Repeat the listing that follows, character for character, minus the pictures.

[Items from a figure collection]
-----
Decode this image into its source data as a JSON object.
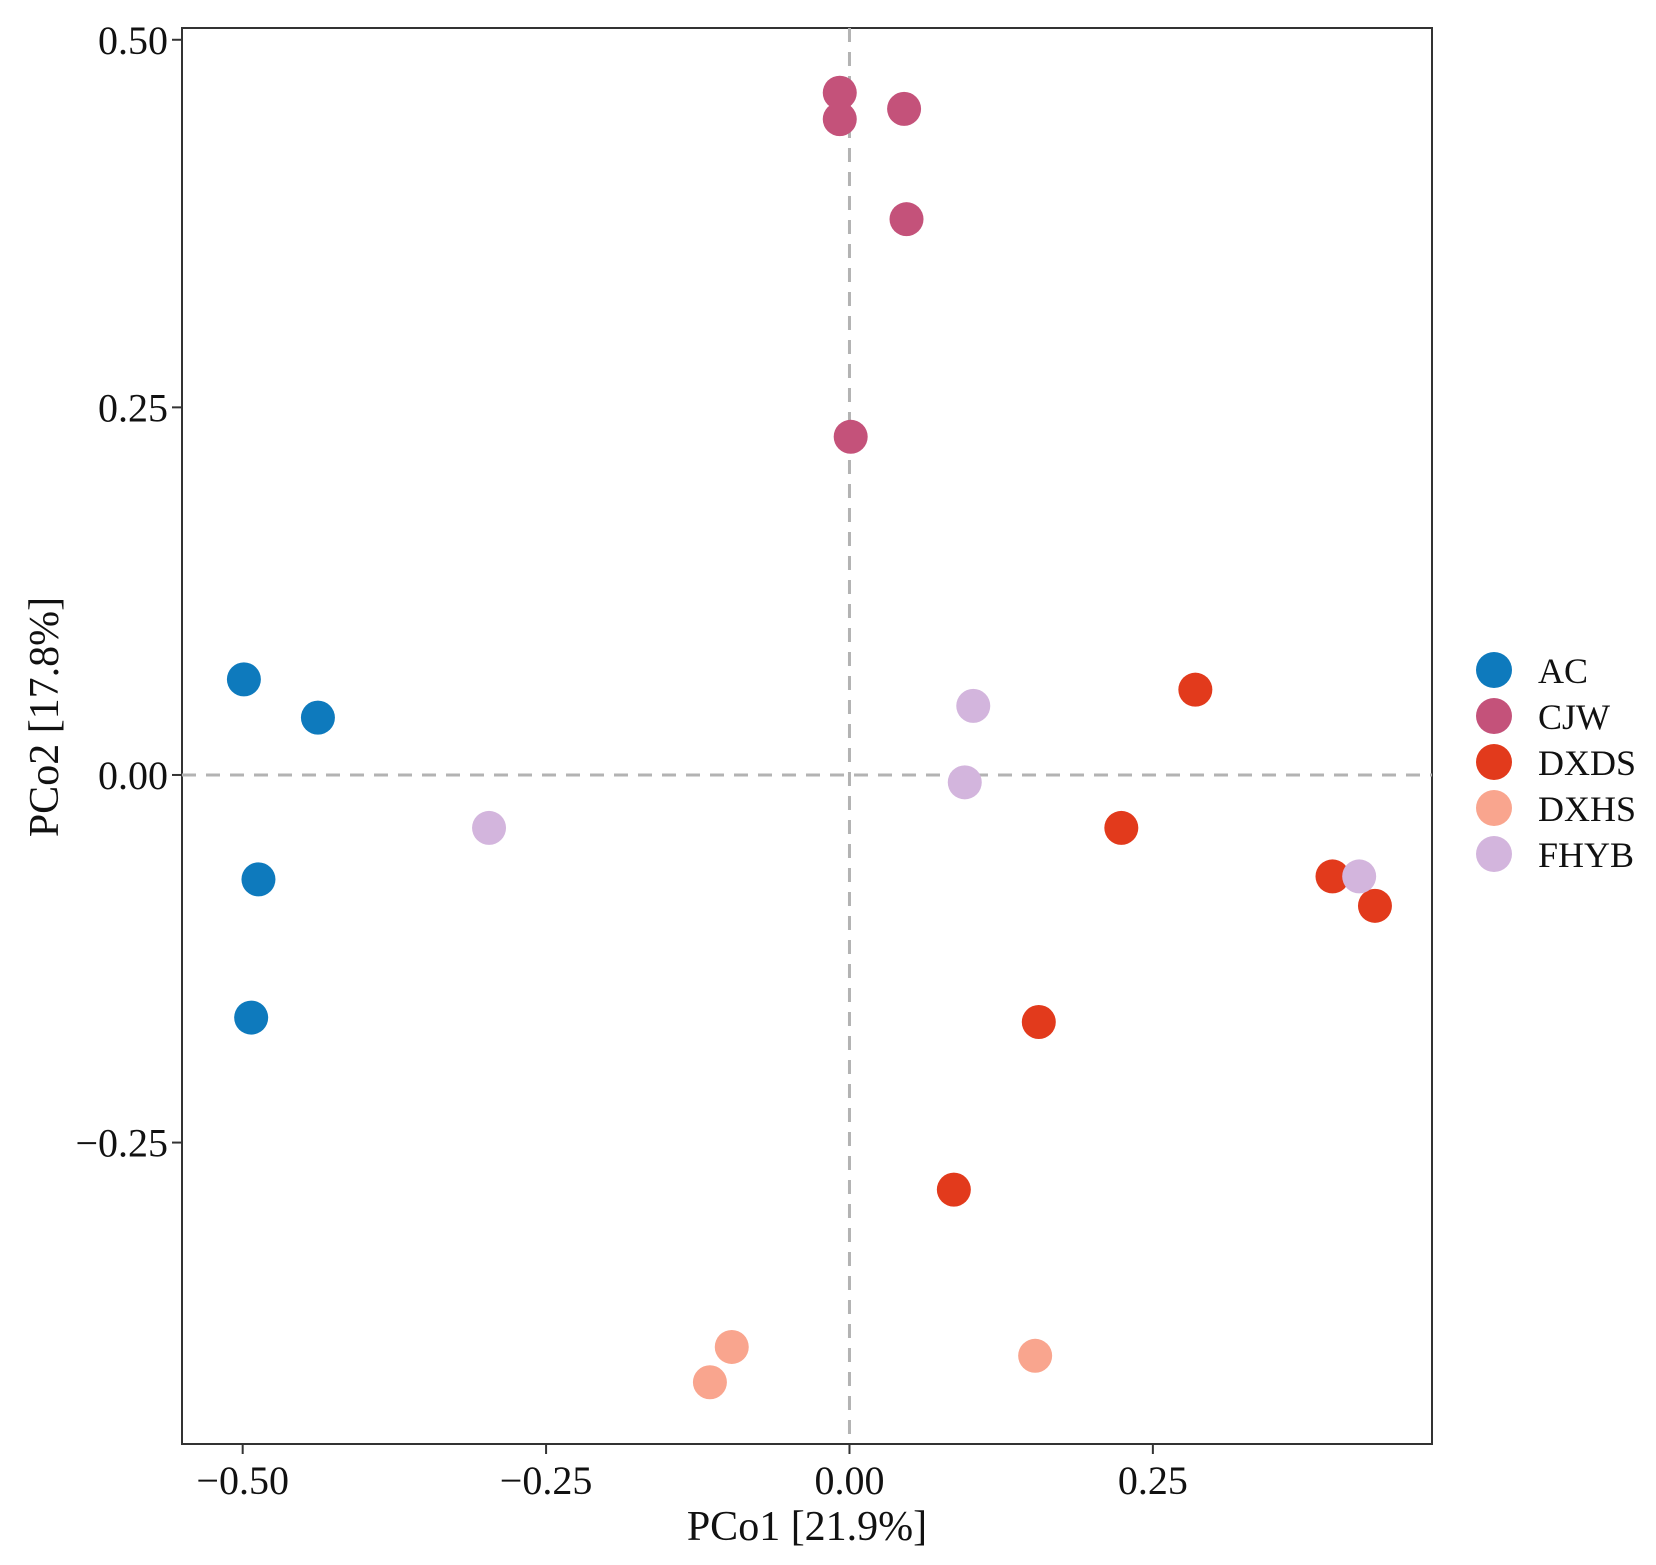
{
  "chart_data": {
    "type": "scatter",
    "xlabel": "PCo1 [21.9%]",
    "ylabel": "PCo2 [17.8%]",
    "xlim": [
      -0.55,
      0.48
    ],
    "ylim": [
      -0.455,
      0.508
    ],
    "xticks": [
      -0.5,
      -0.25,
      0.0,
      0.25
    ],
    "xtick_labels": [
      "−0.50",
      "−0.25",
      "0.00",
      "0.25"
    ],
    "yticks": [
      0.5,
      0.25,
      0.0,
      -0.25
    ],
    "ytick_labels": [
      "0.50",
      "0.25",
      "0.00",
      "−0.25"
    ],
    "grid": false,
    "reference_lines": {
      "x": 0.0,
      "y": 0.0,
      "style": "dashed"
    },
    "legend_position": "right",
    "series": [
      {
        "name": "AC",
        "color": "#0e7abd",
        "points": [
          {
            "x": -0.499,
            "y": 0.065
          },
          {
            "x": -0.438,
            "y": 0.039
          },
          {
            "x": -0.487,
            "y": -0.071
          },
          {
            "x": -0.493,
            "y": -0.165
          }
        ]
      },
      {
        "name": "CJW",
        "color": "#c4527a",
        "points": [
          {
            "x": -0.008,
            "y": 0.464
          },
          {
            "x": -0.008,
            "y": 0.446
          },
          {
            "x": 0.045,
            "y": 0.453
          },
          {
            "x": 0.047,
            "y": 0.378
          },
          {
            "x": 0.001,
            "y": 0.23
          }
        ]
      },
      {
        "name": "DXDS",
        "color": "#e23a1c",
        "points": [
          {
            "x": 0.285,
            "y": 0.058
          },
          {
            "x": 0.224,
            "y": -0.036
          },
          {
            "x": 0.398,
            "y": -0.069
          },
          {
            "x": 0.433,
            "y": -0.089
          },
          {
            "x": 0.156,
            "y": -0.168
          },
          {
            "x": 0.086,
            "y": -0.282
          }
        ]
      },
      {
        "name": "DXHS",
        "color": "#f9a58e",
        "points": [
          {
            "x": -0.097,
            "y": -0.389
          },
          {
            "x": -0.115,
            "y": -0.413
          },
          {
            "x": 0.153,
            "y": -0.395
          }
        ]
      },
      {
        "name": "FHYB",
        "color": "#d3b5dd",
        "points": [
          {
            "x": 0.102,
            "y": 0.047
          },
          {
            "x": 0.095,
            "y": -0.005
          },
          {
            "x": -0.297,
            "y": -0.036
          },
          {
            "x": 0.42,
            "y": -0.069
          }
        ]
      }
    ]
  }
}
-----
=== Output ===
Decode this image into its source data as a JSON object.
{
  "chart_data": {
    "type": "scatter",
    "xlabel": "PCo1 [21.9%]",
    "ylabel": "PCo2 [17.8%]",
    "xlim": [
      -0.55,
      0.48
    ],
    "ylim": [
      -0.455,
      0.508
    ],
    "xticks": [
      -0.5,
      -0.25,
      0.0,
      0.25
    ],
    "xtick_labels": [
      "−0.50",
      "−0.25",
      "0.00",
      "0.25"
    ],
    "yticks": [
      0.5,
      0.25,
      0.0,
      -0.25
    ],
    "ytick_labels": [
      "0.50",
      "0.25",
      "0.00",
      "−0.25"
    ],
    "grid": false,
    "reference_lines": {
      "x": 0.0,
      "y": 0.0,
      "style": "dashed"
    },
    "legend_position": "right",
    "series": [
      {
        "name": "AC",
        "color": "#0e7abd",
        "points": [
          {
            "x": -0.499,
            "y": 0.065
          },
          {
            "x": -0.438,
            "y": 0.039
          },
          {
            "x": -0.487,
            "y": -0.071
          },
          {
            "x": -0.493,
            "y": -0.165
          }
        ]
      },
      {
        "name": "CJW",
        "color": "#c4527a",
        "points": [
          {
            "x": -0.008,
            "y": 0.464
          },
          {
            "x": -0.008,
            "y": 0.446
          },
          {
            "x": 0.045,
            "y": 0.453
          },
          {
            "x": 0.047,
            "y": 0.378
          },
          {
            "x": 0.001,
            "y": 0.23
          }
        ]
      },
      {
        "name": "DXDS",
        "color": "#e23a1c",
        "points": [
          {
            "x": 0.285,
            "y": 0.058
          },
          {
            "x": 0.224,
            "y": -0.036
          },
          {
            "x": 0.398,
            "y": -0.069
          },
          {
            "x": 0.433,
            "y": -0.089
          },
          {
            "x": 0.156,
            "y": -0.168
          },
          {
            "x": 0.086,
            "y": -0.282
          }
        ]
      },
      {
        "name": "DXHS",
        "color": "#f9a58e",
        "points": [
          {
            "x": -0.097,
            "y": -0.389
          },
          {
            "x": -0.115,
            "y": -0.413
          },
          {
            "x": 0.153,
            "y": -0.395
          }
        ]
      },
      {
        "name": "FHYB",
        "color": "#d3b5dd",
        "points": [
          {
            "x": 0.102,
            "y": 0.047
          },
          {
            "x": 0.095,
            "y": -0.005
          },
          {
            "x": -0.297,
            "y": -0.036
          },
          {
            "x": 0.42,
            "y": -0.069
          }
        ]
      }
    ]
  }
}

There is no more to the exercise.